> [GIVEN EXERCISE]: Return the full material exactly.

* * * * *

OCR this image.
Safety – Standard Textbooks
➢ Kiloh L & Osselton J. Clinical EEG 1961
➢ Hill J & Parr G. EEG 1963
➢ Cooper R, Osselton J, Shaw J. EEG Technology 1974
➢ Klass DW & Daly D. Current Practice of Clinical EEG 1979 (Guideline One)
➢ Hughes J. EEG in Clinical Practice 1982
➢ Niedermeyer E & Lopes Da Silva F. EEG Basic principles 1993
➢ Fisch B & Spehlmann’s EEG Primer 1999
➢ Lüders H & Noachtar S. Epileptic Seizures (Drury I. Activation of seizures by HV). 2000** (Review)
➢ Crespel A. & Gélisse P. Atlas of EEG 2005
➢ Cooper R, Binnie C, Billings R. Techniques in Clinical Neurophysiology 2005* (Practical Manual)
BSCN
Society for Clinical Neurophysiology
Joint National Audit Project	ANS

* * * * *

> [COMPLETE ANSWER]:
OCR this image.
Safety – Standard Textbooks
➢ Kiloh L & Osselton J. Clinical EEG 1961
➢ Hill J & Parr G. EEG 1963
➢ Cooper R, Osselton J, Shaw J. EEG Technology 1974
➢ Klass DW & Daly D. Current Practice of Clinical EEG 1979 (Guideline One)
➢ Hughes J. EEG in Clinical Practice 1982
➢ Niedermeyer E & Lopes Da Silva F. EEG Basic principles 1993
➢ Fisch B & Spehlmann’s EEG Primer 1999
➢ Lüders H & Noachtar S. Epileptic Seizures (Drury I. Activation of seizures by HV). 2000** (Review)
➢ Crespel A. & Gélisse P. Atlas of EEG 2005
➢ Cooper R, Binnie C, Billings R. Techniques in Clinical Neurophysiology 2005* (Practical Manual)
BSCN
Society for Clinical Neurophysiology
Joint National Audit Project	ANS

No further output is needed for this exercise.